SOURCE MATERIAL:

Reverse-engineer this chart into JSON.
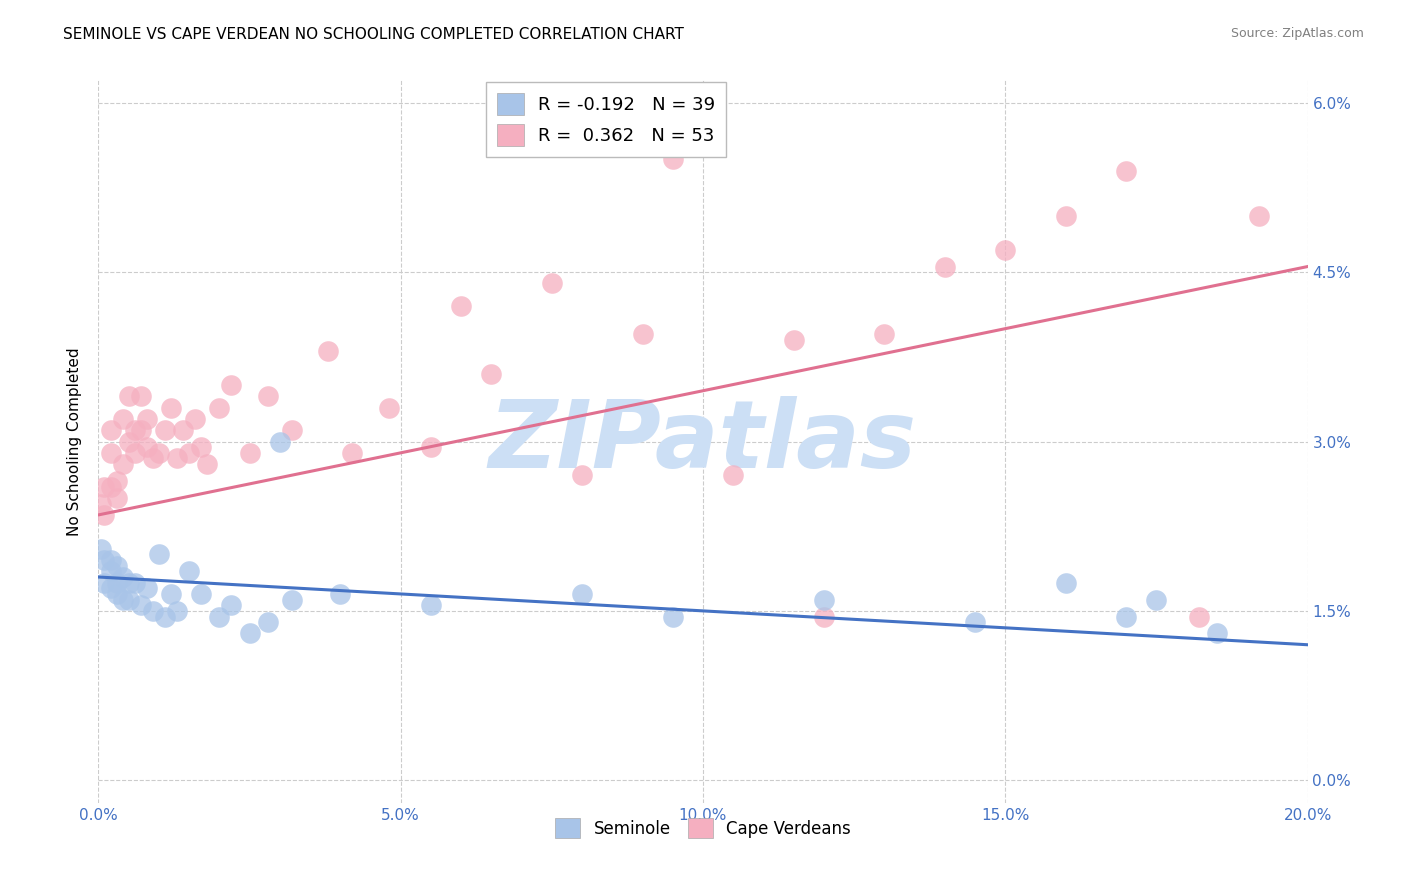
{
  "title": "SEMINOLE VS CAPE VERDEAN NO SCHOOLING COMPLETED CORRELATION CHART",
  "source": "Source: ZipAtlas.com",
  "ylabel": "No Schooling Completed",
  "xlim": [
    0.0,
    0.2
  ],
  "ylim": [
    -0.002,
    0.062
  ],
  "yticks": [
    0.0,
    0.015,
    0.03,
    0.045,
    0.06
  ],
  "xticks": [
    0.0,
    0.05,
    0.1,
    0.15,
    0.2
  ],
  "seminole_R": "-0.192",
  "seminole_N": "39",
  "capeverdean_R": "0.362",
  "capeverdean_N": "53",
  "seminole_color": "#a8c4e8",
  "capeverdean_color": "#f5afc0",
  "seminole_line_color": "#4472c4",
  "capeverdean_line_color": "#e07090",
  "watermark": "ZIPatlas",
  "watermark_color": "#ccdff5",
  "seminole_scatter_x": [
    0.0005,
    0.001,
    0.001,
    0.002,
    0.002,
    0.002,
    0.003,
    0.003,
    0.003,
    0.004,
    0.004,
    0.005,
    0.005,
    0.006,
    0.007,
    0.008,
    0.009,
    0.01,
    0.011,
    0.012,
    0.013,
    0.015,
    0.017,
    0.02,
    0.022,
    0.025,
    0.028,
    0.03,
    0.032,
    0.04,
    0.055,
    0.08,
    0.095,
    0.12,
    0.145,
    0.16,
    0.17,
    0.175,
    0.185
  ],
  "seminole_scatter_y": [
    0.0205,
    0.0195,
    0.0175,
    0.0195,
    0.0185,
    0.017,
    0.019,
    0.0175,
    0.0165,
    0.018,
    0.016,
    0.0175,
    0.016,
    0.0175,
    0.0155,
    0.017,
    0.015,
    0.02,
    0.0145,
    0.0165,
    0.015,
    0.0185,
    0.0165,
    0.0145,
    0.0155,
    0.013,
    0.014,
    0.03,
    0.016,
    0.0165,
    0.0155,
    0.0165,
    0.0145,
    0.016,
    0.014,
    0.0175,
    0.0145,
    0.016,
    0.013
  ],
  "capeverdean_scatter_x": [
    0.0005,
    0.001,
    0.001,
    0.002,
    0.002,
    0.002,
    0.003,
    0.003,
    0.004,
    0.004,
    0.005,
    0.005,
    0.006,
    0.006,
    0.007,
    0.007,
    0.008,
    0.008,
    0.009,
    0.01,
    0.011,
    0.012,
    0.013,
    0.014,
    0.015,
    0.016,
    0.017,
    0.018,
    0.02,
    0.022,
    0.025,
    0.028,
    0.032,
    0.038,
    0.042,
    0.048,
    0.055,
    0.06,
    0.065,
    0.075,
    0.08,
    0.09,
    0.095,
    0.105,
    0.115,
    0.12,
    0.13,
    0.14,
    0.15,
    0.16,
    0.17,
    0.182,
    0.192
  ],
  "capeverdean_scatter_y": [
    0.0245,
    0.0235,
    0.026,
    0.026,
    0.029,
    0.031,
    0.025,
    0.0265,
    0.028,
    0.032,
    0.03,
    0.034,
    0.029,
    0.031,
    0.031,
    0.034,
    0.0295,
    0.032,
    0.0285,
    0.029,
    0.031,
    0.033,
    0.0285,
    0.031,
    0.029,
    0.032,
    0.0295,
    0.028,
    0.033,
    0.035,
    0.029,
    0.034,
    0.031,
    0.038,
    0.029,
    0.033,
    0.0295,
    0.042,
    0.036,
    0.044,
    0.027,
    0.0395,
    0.055,
    0.027,
    0.039,
    0.0145,
    0.0395,
    0.0455,
    0.047,
    0.05,
    0.054,
    0.0145,
    0.05
  ],
  "seminole_trendline_x": [
    0.0,
    0.2
  ],
  "seminole_trendline_y": [
    0.018,
    0.012
  ],
  "capeverdean_trendline_x": [
    0.0,
    0.2
  ],
  "capeverdean_trendline_y": [
    0.0235,
    0.0455
  ],
  "background_color": "#ffffff",
  "grid_color": "#cccccc",
  "title_fontsize": 11,
  "source_fontsize": 9,
  "tick_fontsize": 11,
  "label_fontsize": 11
}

WHAT IS BEING ASKED: Copy out each record shown above without alteration, skipping any picture.

THE RESULT:
Reverse-engineer this chart into JSON.
{
  "title": "SEMINOLE VS CAPE VERDEAN NO SCHOOLING COMPLETED CORRELATION CHART",
  "source": "Source: ZipAtlas.com",
  "ylabel": "No Schooling Completed",
  "xlim": [
    0.0,
    0.2
  ],
  "ylim": [
    -0.002,
    0.062
  ],
  "yticks": [
    0.0,
    0.015,
    0.03,
    0.045,
    0.06
  ],
  "xticks": [
    0.0,
    0.05,
    0.1,
    0.15,
    0.2
  ],
  "seminole_R": "-0.192",
  "seminole_N": "39",
  "capeverdean_R": "0.362",
  "capeverdean_N": "53",
  "seminole_color": "#a8c4e8",
  "capeverdean_color": "#f5afc0",
  "seminole_line_color": "#4472c4",
  "capeverdean_line_color": "#e07090",
  "watermark": "ZIPatlas",
  "watermark_color": "#ccdff5",
  "seminole_scatter_x": [
    0.0005,
    0.001,
    0.001,
    0.002,
    0.002,
    0.002,
    0.003,
    0.003,
    0.003,
    0.004,
    0.004,
    0.005,
    0.005,
    0.006,
    0.007,
    0.008,
    0.009,
    0.01,
    0.011,
    0.012,
    0.013,
    0.015,
    0.017,
    0.02,
    0.022,
    0.025,
    0.028,
    0.03,
    0.032,
    0.04,
    0.055,
    0.08,
    0.095,
    0.12,
    0.145,
    0.16,
    0.17,
    0.175,
    0.185
  ],
  "seminole_scatter_y": [
    0.0205,
    0.0195,
    0.0175,
    0.0195,
    0.0185,
    0.017,
    0.019,
    0.0175,
    0.0165,
    0.018,
    0.016,
    0.0175,
    0.016,
    0.0175,
    0.0155,
    0.017,
    0.015,
    0.02,
    0.0145,
    0.0165,
    0.015,
    0.0185,
    0.0165,
    0.0145,
    0.0155,
    0.013,
    0.014,
    0.03,
    0.016,
    0.0165,
    0.0155,
    0.0165,
    0.0145,
    0.016,
    0.014,
    0.0175,
    0.0145,
    0.016,
    0.013
  ],
  "capeverdean_scatter_x": [
    0.0005,
    0.001,
    0.001,
    0.002,
    0.002,
    0.002,
    0.003,
    0.003,
    0.004,
    0.004,
    0.005,
    0.005,
    0.006,
    0.006,
    0.007,
    0.007,
    0.008,
    0.008,
    0.009,
    0.01,
    0.011,
    0.012,
    0.013,
    0.014,
    0.015,
    0.016,
    0.017,
    0.018,
    0.02,
    0.022,
    0.025,
    0.028,
    0.032,
    0.038,
    0.042,
    0.048,
    0.055,
    0.06,
    0.065,
    0.075,
    0.08,
    0.09,
    0.095,
    0.105,
    0.115,
    0.12,
    0.13,
    0.14,
    0.15,
    0.16,
    0.17,
    0.182,
    0.192
  ],
  "capeverdean_scatter_y": [
    0.0245,
    0.0235,
    0.026,
    0.026,
    0.029,
    0.031,
    0.025,
    0.0265,
    0.028,
    0.032,
    0.03,
    0.034,
    0.029,
    0.031,
    0.031,
    0.034,
    0.0295,
    0.032,
    0.0285,
    0.029,
    0.031,
    0.033,
    0.0285,
    0.031,
    0.029,
    0.032,
    0.0295,
    0.028,
    0.033,
    0.035,
    0.029,
    0.034,
    0.031,
    0.038,
    0.029,
    0.033,
    0.0295,
    0.042,
    0.036,
    0.044,
    0.027,
    0.0395,
    0.055,
    0.027,
    0.039,
    0.0145,
    0.0395,
    0.0455,
    0.047,
    0.05,
    0.054,
    0.0145,
    0.05
  ],
  "seminole_trendline_x": [
    0.0,
    0.2
  ],
  "seminole_trendline_y": [
    0.018,
    0.012
  ],
  "capeverdean_trendline_x": [
    0.0,
    0.2
  ],
  "capeverdean_trendline_y": [
    0.0235,
    0.0455
  ],
  "background_color": "#ffffff",
  "grid_color": "#cccccc",
  "title_fontsize": 11,
  "source_fontsize": 9,
  "tick_fontsize": 11,
  "label_fontsize": 11
}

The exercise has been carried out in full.